GIVEN REQUEST:
Would you retype all of these records exactly?

ROWS:
○ ○ ○ ○ ○ ○ ○
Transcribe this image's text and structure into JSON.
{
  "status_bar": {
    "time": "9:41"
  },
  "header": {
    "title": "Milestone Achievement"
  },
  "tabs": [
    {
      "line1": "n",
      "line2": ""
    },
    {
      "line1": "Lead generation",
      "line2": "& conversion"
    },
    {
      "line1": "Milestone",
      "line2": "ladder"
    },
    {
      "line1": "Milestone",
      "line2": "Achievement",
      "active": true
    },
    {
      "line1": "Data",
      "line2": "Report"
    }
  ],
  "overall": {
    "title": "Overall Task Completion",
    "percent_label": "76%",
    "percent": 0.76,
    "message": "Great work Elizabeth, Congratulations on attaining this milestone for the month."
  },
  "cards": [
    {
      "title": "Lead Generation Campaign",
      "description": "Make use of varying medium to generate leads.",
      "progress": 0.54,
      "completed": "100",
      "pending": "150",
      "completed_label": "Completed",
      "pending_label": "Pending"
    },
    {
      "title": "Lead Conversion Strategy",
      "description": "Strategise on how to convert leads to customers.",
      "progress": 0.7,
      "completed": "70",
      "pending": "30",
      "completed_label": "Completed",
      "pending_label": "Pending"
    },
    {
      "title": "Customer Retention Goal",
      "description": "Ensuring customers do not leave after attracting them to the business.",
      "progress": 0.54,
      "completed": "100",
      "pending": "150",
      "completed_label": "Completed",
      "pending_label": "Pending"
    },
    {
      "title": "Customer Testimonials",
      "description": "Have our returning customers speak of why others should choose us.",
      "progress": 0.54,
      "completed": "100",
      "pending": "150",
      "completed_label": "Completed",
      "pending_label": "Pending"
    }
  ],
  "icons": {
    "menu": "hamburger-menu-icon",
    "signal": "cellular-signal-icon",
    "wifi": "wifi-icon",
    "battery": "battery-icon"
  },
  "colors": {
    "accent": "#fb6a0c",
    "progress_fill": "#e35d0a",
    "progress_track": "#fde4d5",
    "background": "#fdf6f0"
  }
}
○ ○ ○ ○ ○ ○ ○
TASK ANSWER:
Transcribe this image's text and structure into JSON.
{
  "status_bar": {
    "time": "9:41"
  },
  "header": {
    "title": "Milestone Achievement"
  },
  "tabs": [
    {
      "line1": "n",
      "line2": ""
    },
    {
      "line1": "Lead generation",
      "line2": "& conversion"
    },
    {
      "line1": "Milestone",
      "line2": "ladder"
    },
    {
      "line1": "Milestone",
      "line2": "Achievement",
      "active": true
    },
    {
      "line1": "Data",
      "line2": "Report"
    }
  ],
  "overall": {
    "title": "Overall Task Completion",
    "percent_label": "76%",
    "percent": 0.76,
    "message": "Great work Elizabeth, Congratulations on attaining this milestone for the month."
  },
  "cards": [
    {
      "title": "Lead Generation Campaign",
      "description": "Make use of varying medium to generate leads.",
      "progress": 0.54,
      "completed": "100",
      "pending": "150",
      "completed_label": "Completed",
      "pending_label": "Pending"
    },
    {
      "title": "Lead Conversion Strategy",
      "description": "Strategise on how to convert leads to customers.",
      "progress": 0.7,
      "completed": "70",
      "pending": "30",
      "completed_label": "Completed",
      "pending_label": "Pending"
    },
    {
      "title": "Customer Retention Goal",
      "description": "Ensuring customers do not leave after attracting them to the business.",
      "progress": 0.54,
      "completed": "100",
      "pending": "150",
      "completed_label": "Completed",
      "pending_label": "Pending"
    },
    {
      "title": "Customer Testimonials",
      "description": "Have our returning customers speak of why others should choose us.",
      "progress": 0.54,
      "completed": "100",
      "pending": "150",
      "completed_label": "Completed",
      "pending_label": "Pending"
    }
  ],
  "icons": {
    "menu": "hamburger-menu-icon",
    "signal": "cellular-signal-icon",
    "wifi": "wifi-icon",
    "battery": "battery-icon"
  },
  "colors": {
    "accent": "#fb6a0c",
    "progress_fill": "#e35d0a",
    "progress_track": "#fde4d5",
    "background": "#fdf6f0"
  }
}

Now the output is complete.